## What to produce
Beneath this sentence is a set of records; write each of them out exactly.

## Provided data

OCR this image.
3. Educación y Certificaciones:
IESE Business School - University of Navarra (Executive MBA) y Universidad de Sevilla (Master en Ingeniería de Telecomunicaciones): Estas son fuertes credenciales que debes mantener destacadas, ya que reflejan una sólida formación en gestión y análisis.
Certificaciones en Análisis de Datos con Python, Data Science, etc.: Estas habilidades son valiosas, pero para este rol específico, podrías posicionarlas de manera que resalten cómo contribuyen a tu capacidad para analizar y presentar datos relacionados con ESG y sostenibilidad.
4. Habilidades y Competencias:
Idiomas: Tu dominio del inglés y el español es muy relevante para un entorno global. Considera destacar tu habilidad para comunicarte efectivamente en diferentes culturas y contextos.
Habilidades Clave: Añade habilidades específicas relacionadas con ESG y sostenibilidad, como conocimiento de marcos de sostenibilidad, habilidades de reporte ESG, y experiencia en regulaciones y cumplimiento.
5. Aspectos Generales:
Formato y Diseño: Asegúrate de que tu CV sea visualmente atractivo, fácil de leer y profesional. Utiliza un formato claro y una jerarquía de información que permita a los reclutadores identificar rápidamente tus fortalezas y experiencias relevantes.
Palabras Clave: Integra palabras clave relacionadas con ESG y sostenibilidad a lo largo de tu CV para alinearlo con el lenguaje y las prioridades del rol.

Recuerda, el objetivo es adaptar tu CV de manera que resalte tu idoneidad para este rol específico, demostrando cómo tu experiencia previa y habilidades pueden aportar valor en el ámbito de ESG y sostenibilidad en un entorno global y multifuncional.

## Written reply
OCR this image.
3. Educación y Certificaciones:
IESE Business School - University of Navarra (Executive MBA) y Universidad de Sevilla (Master en Ingeniería de Telecomunicaciones): Estas son fuertes credenciales que debes mantener destacadas, ya que reflejan una sólida formación en gestión y análisis.
Certificaciones en Análisis de Datos con Python, Data Science, etc.: Estas habilidades son valiosas, pero para este rol específico, podrías posicionarlas de manera que resalten cómo contribuyen a tu capacidad para analizar y presentar datos relacionados con ESG y sostenibilidad.
4. Habilidades y Competencias:
Idiomas: Tu dominio del inglés y el español es muy relevante para un entorno global. Considera destacar tu habilidad para comunicarte efectivamente en diferentes culturas y contextos.
Habilidades Clave: Añade habilidades específicas relacionadas con ESG y sostenibilidad, como conocimiento de marcos de sostenibilidad, habilidades de reporte ESG, y experiencia en regulaciones y cumplimiento.
5. Aspectos Generales:
Formato y Diseño: Asegúrate de que tu CV sea visualmente atractivo, fácil de leer y profesional. Utiliza un formato claro y una jerarquía de información que permita a los reclutadores identificar rápidamente tus fortalezas y experiencias relevantes.
Palabras Clave: Integra palabras clave relacionadas con ESG y sostenibilidad a lo largo de tu CV para alinearlo con el lenguaje y las prioridades del rol.

Recuerda, el objetivo es adaptar tu CV de manera que resalte tu idoneidad para este rol específico, demostrando cómo tu experiencia previa y habilidades pueden aportar valor en el ámbito de ESG y sostenibilidad en un entorno global y multifuncional.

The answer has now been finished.